Saved data entries:
>> start

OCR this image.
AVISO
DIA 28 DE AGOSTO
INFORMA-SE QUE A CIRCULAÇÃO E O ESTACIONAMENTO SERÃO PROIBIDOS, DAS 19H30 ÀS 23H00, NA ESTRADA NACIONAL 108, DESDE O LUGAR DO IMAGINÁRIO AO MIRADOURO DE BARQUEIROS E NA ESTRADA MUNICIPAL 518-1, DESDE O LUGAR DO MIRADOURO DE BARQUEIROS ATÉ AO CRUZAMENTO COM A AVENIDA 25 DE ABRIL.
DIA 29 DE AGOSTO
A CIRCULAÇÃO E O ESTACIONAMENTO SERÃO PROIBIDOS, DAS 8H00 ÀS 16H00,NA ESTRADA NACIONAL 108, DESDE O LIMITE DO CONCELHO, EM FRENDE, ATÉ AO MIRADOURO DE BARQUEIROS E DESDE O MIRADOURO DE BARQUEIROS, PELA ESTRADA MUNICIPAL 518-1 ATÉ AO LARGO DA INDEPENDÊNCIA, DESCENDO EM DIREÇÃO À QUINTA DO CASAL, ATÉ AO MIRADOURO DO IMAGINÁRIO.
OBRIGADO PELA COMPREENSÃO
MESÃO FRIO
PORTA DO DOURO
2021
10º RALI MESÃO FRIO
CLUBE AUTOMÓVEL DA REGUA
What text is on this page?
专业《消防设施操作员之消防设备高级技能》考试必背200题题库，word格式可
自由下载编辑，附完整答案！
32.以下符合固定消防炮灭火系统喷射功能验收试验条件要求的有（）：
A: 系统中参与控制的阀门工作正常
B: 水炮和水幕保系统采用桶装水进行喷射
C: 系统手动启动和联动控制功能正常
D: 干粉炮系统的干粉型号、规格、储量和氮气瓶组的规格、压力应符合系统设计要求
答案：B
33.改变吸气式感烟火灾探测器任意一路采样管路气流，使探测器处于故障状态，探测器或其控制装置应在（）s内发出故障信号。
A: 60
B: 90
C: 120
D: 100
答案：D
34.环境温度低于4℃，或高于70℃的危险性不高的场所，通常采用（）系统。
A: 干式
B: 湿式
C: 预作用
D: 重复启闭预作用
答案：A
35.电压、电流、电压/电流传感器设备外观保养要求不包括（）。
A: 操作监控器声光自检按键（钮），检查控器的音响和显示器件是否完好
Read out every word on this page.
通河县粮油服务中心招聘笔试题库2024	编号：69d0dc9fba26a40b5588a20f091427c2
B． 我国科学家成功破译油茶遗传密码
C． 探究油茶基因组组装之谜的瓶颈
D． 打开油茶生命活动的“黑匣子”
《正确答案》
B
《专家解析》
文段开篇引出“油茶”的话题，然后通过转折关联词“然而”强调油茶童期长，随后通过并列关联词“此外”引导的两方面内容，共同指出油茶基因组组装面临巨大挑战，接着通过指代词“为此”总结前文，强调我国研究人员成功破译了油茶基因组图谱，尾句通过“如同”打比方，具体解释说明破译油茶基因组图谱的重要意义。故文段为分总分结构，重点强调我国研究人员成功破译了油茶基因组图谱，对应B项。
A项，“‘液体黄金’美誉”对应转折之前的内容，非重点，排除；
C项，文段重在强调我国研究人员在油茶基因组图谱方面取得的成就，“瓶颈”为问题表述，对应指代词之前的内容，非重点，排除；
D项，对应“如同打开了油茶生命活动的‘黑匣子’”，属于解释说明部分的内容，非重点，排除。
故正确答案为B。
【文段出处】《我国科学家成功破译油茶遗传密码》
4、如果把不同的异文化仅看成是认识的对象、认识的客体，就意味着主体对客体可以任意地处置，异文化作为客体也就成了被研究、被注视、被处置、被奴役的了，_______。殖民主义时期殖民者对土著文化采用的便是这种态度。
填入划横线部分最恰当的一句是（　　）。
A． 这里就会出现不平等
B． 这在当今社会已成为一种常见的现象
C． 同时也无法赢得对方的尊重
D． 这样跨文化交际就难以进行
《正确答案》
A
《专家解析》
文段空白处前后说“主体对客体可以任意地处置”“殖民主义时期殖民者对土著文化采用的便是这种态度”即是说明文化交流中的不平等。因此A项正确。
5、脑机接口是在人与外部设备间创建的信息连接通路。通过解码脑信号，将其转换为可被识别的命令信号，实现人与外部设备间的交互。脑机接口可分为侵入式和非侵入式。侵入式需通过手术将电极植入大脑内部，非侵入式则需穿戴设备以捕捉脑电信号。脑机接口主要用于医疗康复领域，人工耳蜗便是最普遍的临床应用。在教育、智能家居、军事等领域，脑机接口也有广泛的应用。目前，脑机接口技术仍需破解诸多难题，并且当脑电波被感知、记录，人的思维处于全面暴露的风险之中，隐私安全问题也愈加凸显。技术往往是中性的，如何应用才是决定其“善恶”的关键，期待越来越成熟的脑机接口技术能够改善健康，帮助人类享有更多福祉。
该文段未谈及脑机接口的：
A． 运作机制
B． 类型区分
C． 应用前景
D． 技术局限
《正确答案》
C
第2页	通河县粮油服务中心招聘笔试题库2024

>> end

**WORK TO BE COMPLETED:** From the entries above, select each line containing the string "殖民主义时期殖民者对土著文化采用的便是这种态度".

**WRITTEN SOLUTION:**
4、如果把不同的异文化仅看成是认识的对象、认识的客体，就意味着主体对客体可以任意地处置，异文化作为客体也就成了被研究、被注视、被处置、被奴役的了，_______。殖民主义时期殖民者对土著文化采用的便是这种态度。
文段空白处前后说“主体对客体可以任意地处置”“殖民主义时期殖民者对土著文化采用的便是这种态度”即是说明文化交流中的不平等。因此A项正确。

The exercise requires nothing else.